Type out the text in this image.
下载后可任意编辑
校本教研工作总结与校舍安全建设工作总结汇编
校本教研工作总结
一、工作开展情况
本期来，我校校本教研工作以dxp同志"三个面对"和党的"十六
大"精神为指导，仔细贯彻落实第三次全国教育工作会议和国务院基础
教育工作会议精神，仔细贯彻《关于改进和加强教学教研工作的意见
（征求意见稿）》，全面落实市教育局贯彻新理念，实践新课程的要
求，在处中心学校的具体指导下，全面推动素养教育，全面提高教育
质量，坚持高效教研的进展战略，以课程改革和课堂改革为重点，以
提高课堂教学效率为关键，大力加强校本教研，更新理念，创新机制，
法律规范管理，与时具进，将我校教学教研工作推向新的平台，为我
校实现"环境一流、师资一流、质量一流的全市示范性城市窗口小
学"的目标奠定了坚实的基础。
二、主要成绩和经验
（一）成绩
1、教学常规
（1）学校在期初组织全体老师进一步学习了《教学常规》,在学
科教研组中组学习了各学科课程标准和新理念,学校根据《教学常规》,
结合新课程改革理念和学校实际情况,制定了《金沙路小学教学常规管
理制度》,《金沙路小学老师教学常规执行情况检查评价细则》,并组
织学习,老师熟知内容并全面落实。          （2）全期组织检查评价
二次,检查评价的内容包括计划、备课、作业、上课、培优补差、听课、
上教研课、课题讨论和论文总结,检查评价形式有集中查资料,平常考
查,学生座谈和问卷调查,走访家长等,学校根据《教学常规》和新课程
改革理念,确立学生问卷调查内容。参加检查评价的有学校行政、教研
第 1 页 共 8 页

————————

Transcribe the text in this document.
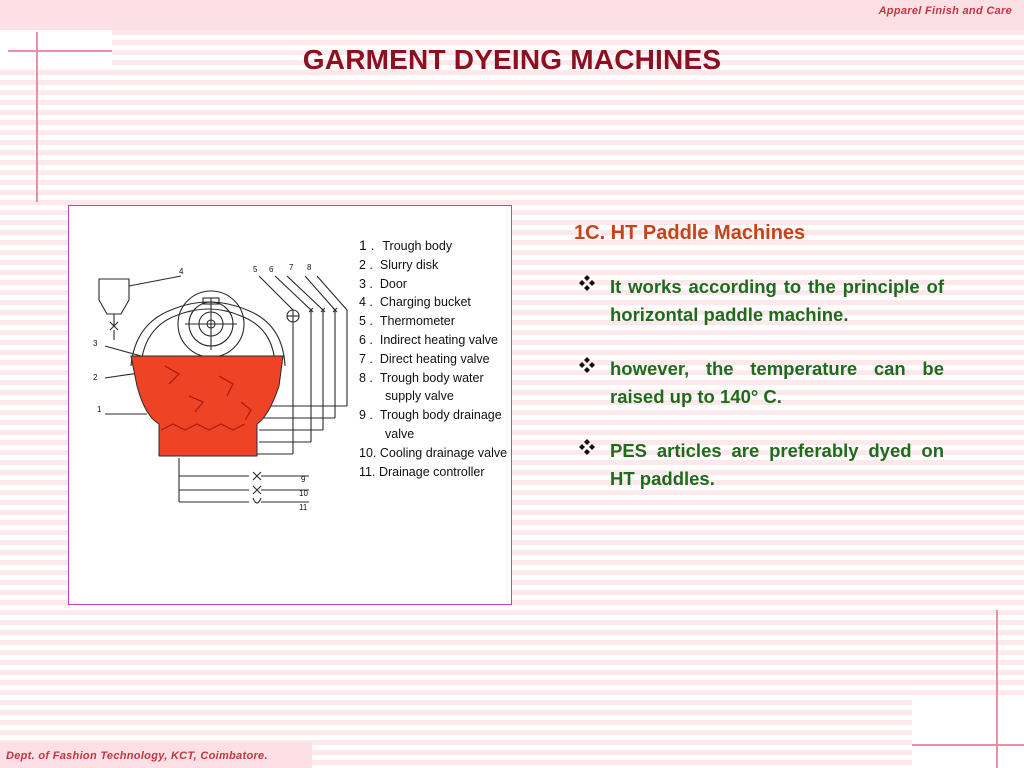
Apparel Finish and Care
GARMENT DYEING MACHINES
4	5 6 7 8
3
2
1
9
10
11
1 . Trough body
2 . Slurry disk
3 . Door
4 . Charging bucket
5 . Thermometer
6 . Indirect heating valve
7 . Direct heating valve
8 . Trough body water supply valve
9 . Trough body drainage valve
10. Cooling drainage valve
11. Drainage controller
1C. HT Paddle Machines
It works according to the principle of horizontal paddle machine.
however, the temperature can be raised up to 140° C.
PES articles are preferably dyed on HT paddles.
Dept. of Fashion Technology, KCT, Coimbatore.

————————

Lines holding the word "text" in the entries above are the ones to pull out. Copy them all.

**Solved problem:**
Type out the text in this image.
Transcribe the text in this document.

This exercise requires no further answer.